"Como as minhocas fazem
para respirar debaixo da terra?"
Foi o que me perguntou outro dia
um dos meus gêmeos de cinco anos
quando brincávamos em casa, no jardim
e, de repente, saiu uma minhoca
de um dos canteiros.
As crianças fazem perguntas
como essa o tempo todo
e, em geral, o que acontece?
Não damos importância.
Se, por acaso, sabemos a resposta,
o que costumamos fazer?
Respondemos, não é? E pronto.
Mas, em geral, convenhamos,
não sabemos a resposta
e aí, o que costumamos fazer?
Dizemos: "Bem, vamos pesquisar".
Ou: "Não sei". Ou mudamos de assunto.
Mas acho que nessas perguntas
curiosas das crianças
existe uma oportunidade enorme
que podemos aproveitar.
Há quase 20 anos me dedico à educação.
Trabalho com escolas,
professores, diretores,
buscando estimular acontecimentos em sala
de aula para formar crianças curiosas,
com pensamento crítico
e preparadas para a vida.
E há cinco anos, também sou mãe,
e nestes anos de conversas
com mães e pais, amigos e conhecidos,
todos me fazem sempre a mesma pergunta:
"Para que escola devo mandar meus filhos?"
Claro que a escolha da escola
é um assunto muito importante.
Podemos falar disso por um bom tempo.
Mas acho que essa preocupação
com a educação das crianças
tão centrada na escola, lá fora,
tem algo importante
que estamos nos esquecendo,
algo que, muitas vezes, passa despercebido
e não nos damos conta:
como educamos as crianças em casa?
E, com educação em casa
não estou falando de ensinar
a comportar-se bem à mesa,
dizer obrigada à avó
ou dividir com os irmãos, não.
Também não estou falando
de tirar as crianças da escola
e educá-las nós mesmos, claro que não.
Estou falando de outra coisa, muito maior,
muito mais profunda.
De como se constrói o vínculo
das crianças com o conhecimento,
de como se gera seu amor por aprender.
Porque isso é o que pode fazer
toda a diferença em suas vidas.
Porque vai lhes dar ferramentas
mas, sobretudo,
o desejo e o compromisso
de continuar aprendendo sempre.
E isso se constrói em casa,
desde que as crianças são muito pequenas,
desde os primeiros anos de vida,
até que estejam crescidos.
E se constrói no cotidiano,
nas interações com os pais
mas também com os irmãos,
com os tios, com os avós,
e, às vezes, até com amigos da família.
Mas, como fazer para despertar o amor
por aprender, em casa? O que fazemos?
Temos que deixar de trabalhar
e estar todos os dias com as crianças?
Ou montar atividades sofisticadas
depois de um longo dia de trabalho,
em que voltamos esgotados e, além disso,
temos milhares de coisas para resolver?
Na verdade, não se sabe
com certeza como se faz.

_EXERCÍCIO PROPOSTO_.
Reescreva o texto sobre as perguntas das crianças entre "As crianças fazem" e "mudamos de assunto.", inclusive, trocando "resposta" por "solução".

_MATERIAL FORNECIDO_.
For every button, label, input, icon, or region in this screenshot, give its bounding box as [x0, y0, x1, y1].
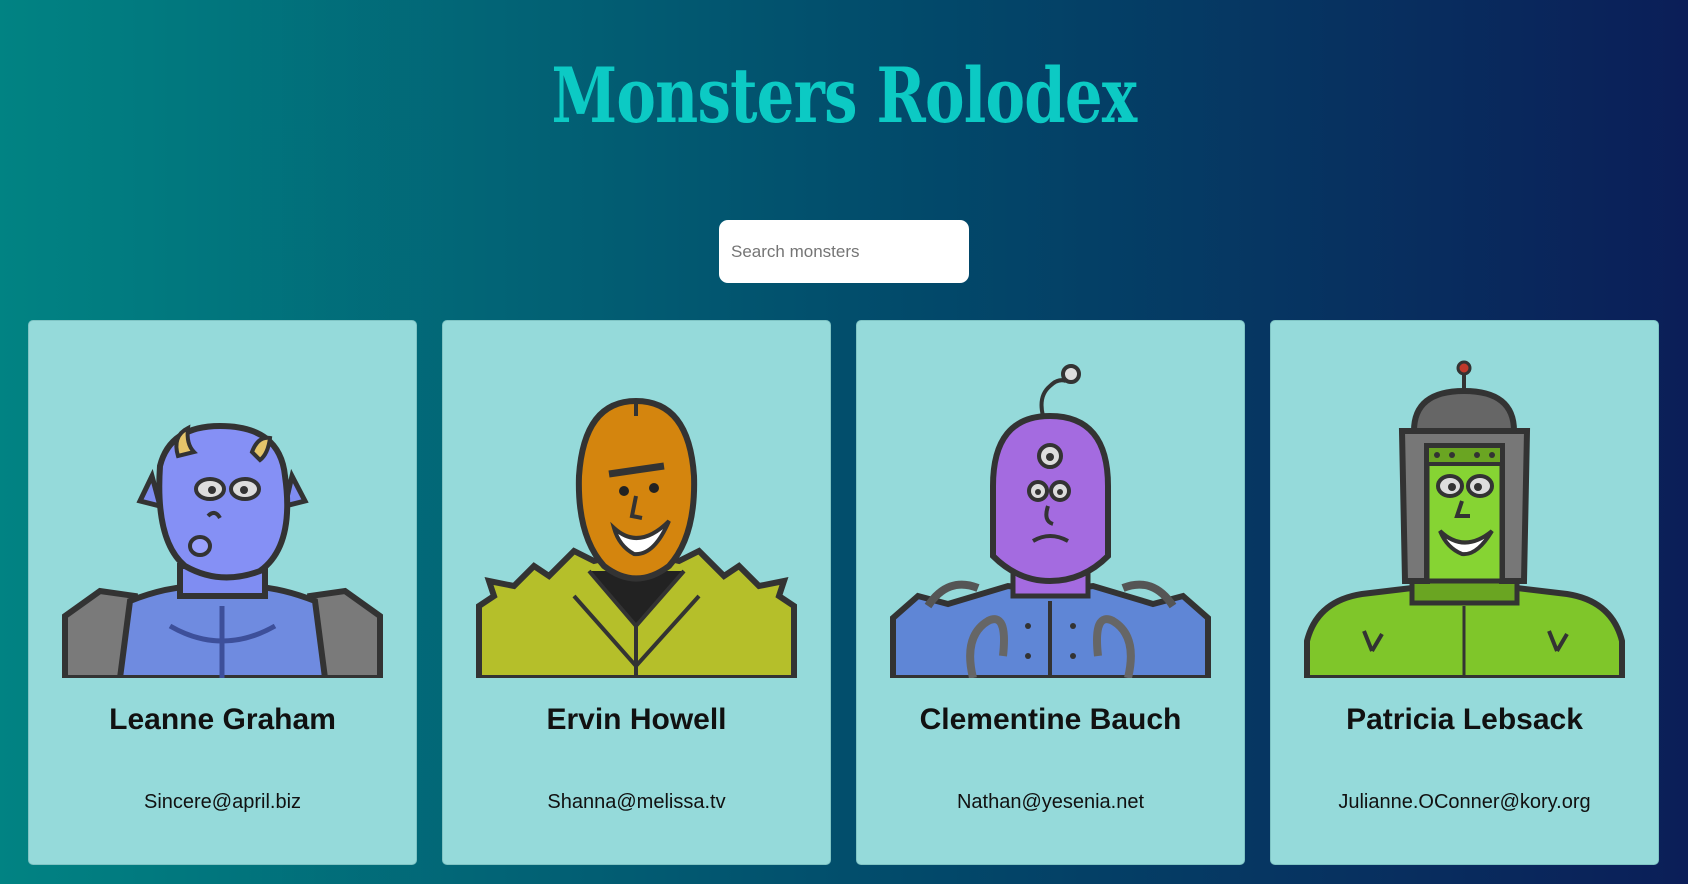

_SOLUÇÃO DO EXERCÍCIO_.
As crianças fazem perguntas
como essa o tempo todo
e, em geral, o que acontece?
Não damos importância.
Se, por acaso, sabemos a solução,
o que costumamos fazer?
Respondemos, não é? E pronto.
Mas, em geral, convenhamos,
não sabemos a solução
e aí, o que costumamos fazer?
Dizemos: "Bem, vamos pesquisar".
Ou: "Não sei". Ou mudamos de assunto.